— start Source records —

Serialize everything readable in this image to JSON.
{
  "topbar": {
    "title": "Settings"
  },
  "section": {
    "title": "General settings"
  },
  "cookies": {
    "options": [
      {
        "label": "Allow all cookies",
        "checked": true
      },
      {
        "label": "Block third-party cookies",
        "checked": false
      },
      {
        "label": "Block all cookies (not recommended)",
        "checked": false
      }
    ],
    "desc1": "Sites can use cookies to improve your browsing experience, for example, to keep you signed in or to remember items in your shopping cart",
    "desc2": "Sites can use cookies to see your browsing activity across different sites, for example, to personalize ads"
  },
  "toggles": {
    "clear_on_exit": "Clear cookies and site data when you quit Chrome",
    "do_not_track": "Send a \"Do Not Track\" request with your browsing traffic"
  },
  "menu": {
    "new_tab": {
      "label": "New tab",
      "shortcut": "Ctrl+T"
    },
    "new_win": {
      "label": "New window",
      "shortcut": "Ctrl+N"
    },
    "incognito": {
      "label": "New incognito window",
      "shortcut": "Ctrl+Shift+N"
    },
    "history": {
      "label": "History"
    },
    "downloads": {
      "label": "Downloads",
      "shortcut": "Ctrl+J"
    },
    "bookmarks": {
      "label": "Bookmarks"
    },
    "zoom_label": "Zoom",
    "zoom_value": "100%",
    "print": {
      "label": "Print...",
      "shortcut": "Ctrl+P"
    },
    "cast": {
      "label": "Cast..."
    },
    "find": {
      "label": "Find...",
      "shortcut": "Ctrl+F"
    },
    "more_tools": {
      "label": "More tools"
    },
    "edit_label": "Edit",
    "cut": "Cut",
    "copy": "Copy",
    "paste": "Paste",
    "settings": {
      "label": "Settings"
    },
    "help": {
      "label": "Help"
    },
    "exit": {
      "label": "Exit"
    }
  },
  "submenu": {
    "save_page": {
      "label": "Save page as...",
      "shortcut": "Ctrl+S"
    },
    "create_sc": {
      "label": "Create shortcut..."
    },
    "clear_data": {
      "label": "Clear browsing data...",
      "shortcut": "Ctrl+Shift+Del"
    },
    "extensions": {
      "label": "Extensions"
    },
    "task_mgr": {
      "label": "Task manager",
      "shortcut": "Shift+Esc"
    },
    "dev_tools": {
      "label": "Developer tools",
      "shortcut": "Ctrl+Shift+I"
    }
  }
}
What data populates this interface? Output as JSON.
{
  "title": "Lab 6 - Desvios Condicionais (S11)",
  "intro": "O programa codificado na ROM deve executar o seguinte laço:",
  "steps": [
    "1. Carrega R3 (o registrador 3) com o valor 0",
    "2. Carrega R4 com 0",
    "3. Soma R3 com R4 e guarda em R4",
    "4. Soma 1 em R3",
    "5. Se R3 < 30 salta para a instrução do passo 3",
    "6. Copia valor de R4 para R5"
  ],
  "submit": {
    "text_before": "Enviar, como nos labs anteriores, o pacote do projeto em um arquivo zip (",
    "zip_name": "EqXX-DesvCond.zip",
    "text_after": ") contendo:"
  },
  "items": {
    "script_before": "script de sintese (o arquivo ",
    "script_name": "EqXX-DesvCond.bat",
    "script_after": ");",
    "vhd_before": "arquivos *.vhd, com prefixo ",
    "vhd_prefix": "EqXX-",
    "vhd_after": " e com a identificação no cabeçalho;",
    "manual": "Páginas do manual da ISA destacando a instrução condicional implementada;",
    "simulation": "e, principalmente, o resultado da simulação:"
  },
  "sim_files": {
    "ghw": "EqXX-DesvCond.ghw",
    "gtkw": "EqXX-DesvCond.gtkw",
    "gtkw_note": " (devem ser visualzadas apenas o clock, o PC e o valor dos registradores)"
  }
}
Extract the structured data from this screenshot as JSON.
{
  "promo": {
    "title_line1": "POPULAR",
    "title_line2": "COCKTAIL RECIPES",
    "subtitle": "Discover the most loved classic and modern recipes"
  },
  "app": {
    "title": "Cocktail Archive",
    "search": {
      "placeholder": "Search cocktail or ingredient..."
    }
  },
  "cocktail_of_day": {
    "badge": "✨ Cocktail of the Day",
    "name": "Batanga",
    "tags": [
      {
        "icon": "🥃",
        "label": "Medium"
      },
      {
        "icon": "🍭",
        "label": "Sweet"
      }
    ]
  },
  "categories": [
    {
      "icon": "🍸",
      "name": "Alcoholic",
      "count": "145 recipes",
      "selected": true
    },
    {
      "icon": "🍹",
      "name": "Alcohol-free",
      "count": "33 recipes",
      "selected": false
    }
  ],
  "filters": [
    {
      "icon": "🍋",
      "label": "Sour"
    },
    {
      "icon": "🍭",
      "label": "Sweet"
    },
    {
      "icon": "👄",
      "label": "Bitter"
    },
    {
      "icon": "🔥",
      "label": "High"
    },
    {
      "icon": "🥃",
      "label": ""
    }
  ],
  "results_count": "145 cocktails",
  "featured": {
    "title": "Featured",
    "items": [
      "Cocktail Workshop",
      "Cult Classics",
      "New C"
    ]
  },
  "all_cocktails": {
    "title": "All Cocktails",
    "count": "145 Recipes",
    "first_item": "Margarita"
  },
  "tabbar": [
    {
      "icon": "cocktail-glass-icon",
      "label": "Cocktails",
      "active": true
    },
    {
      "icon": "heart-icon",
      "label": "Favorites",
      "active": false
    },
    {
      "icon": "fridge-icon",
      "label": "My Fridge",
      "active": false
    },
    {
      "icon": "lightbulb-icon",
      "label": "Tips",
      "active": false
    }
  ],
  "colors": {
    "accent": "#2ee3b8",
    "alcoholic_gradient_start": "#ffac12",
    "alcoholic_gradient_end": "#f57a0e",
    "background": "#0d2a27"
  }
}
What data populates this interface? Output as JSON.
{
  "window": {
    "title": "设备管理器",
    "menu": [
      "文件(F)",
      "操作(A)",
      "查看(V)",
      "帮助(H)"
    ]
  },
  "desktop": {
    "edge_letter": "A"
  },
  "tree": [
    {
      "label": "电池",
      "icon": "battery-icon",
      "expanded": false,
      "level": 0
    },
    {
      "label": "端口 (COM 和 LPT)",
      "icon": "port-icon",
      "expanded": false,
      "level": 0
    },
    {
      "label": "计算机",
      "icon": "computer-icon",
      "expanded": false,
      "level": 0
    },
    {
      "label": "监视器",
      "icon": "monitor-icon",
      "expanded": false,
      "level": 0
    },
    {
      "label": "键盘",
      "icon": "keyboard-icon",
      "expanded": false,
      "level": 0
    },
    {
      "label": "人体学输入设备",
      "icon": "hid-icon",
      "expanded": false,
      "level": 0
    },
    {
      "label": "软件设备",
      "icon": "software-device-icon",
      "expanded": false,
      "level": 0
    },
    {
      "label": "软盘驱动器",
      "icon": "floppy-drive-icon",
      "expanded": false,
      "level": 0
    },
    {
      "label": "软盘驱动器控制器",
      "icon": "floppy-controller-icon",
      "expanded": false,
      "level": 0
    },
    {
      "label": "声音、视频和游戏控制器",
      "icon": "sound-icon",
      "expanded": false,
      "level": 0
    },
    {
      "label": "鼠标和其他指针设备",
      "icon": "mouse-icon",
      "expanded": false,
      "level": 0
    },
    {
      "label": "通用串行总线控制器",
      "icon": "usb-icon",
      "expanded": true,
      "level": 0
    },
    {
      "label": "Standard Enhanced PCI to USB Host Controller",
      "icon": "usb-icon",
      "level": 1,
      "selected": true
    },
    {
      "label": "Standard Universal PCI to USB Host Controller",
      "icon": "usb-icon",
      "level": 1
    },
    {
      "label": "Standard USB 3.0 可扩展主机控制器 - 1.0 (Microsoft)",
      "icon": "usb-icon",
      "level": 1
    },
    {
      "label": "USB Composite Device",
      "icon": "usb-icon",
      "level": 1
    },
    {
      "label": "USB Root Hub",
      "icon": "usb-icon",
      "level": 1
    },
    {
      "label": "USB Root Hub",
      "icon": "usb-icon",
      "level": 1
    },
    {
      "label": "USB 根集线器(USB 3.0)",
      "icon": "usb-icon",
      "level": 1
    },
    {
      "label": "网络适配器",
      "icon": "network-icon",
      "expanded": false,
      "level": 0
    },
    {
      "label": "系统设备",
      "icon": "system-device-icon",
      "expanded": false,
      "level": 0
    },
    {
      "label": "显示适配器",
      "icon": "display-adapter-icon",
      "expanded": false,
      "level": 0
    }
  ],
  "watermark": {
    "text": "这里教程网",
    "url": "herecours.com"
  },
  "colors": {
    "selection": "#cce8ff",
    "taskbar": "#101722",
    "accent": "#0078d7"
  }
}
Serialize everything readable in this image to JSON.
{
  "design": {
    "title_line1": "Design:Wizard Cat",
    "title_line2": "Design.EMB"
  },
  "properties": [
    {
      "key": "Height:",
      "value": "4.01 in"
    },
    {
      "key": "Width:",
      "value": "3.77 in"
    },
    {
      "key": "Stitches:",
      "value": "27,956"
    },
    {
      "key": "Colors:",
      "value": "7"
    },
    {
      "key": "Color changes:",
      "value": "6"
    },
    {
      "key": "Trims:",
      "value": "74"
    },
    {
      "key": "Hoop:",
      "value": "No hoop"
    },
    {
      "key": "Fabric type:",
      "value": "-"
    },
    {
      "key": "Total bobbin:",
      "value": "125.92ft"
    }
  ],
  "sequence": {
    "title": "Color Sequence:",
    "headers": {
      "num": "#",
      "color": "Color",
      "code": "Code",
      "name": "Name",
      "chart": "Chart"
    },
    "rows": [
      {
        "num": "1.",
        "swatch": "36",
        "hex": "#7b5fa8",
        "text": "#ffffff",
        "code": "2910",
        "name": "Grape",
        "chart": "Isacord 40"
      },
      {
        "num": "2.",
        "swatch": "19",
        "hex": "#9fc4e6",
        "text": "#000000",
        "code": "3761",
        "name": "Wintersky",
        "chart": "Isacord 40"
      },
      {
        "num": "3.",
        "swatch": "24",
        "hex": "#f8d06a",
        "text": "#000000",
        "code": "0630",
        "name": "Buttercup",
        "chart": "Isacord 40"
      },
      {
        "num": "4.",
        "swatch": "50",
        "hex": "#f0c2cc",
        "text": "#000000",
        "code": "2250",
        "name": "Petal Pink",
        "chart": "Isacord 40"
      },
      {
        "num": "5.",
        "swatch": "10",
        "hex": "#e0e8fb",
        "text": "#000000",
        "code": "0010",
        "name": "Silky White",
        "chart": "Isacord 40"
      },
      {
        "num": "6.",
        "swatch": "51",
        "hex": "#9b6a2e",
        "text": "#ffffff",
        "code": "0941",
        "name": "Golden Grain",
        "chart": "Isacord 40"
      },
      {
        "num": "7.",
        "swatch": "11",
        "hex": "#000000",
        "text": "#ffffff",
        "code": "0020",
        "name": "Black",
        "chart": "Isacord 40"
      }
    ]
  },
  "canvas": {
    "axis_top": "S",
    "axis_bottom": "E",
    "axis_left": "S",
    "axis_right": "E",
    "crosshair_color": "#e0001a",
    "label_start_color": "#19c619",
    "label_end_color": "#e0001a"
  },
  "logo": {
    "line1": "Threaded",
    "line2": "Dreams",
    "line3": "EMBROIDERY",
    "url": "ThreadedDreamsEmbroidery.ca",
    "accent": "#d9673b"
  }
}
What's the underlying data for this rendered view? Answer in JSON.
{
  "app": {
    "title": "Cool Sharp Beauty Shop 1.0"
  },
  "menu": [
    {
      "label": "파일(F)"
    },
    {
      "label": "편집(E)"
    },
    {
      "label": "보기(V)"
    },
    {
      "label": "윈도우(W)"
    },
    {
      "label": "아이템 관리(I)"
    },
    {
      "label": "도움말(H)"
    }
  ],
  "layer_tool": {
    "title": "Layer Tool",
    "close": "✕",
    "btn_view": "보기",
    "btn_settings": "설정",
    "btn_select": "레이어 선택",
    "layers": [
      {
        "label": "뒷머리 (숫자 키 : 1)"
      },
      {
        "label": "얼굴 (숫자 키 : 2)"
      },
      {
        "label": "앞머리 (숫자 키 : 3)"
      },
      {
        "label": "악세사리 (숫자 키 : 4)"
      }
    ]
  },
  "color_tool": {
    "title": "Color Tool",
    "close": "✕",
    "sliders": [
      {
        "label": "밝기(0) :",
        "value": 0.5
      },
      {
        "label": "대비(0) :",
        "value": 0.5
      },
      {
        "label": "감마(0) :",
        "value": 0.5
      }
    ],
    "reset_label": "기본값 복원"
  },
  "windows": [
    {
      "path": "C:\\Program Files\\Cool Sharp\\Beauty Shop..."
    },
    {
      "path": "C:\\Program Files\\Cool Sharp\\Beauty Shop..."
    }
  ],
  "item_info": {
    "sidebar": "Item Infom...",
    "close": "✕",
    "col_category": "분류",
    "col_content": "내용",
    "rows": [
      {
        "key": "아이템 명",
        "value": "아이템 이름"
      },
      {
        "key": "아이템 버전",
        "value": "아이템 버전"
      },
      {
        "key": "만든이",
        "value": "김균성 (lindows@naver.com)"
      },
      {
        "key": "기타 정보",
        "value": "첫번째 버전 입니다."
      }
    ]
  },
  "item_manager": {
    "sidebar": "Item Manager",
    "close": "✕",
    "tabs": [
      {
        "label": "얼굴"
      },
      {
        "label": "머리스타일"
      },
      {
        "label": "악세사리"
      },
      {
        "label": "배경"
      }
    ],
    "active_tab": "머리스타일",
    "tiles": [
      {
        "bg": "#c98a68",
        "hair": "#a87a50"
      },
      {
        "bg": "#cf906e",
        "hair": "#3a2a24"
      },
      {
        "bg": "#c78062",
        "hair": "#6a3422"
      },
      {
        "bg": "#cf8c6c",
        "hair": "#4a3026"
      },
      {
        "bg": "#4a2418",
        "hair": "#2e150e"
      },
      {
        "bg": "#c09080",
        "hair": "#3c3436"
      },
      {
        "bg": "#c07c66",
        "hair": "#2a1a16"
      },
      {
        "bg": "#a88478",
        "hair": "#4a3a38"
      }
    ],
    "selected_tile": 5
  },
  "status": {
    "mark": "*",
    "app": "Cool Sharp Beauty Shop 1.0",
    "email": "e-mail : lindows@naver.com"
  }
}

— end Source records —

**Task requirements:**
Gather up every line in the data above that contains the word "naver", copying each one.

**Final result:**
        "value": "김균성 (lindows@naver.com)"
    "email": "e-mail : lindows@naver.com"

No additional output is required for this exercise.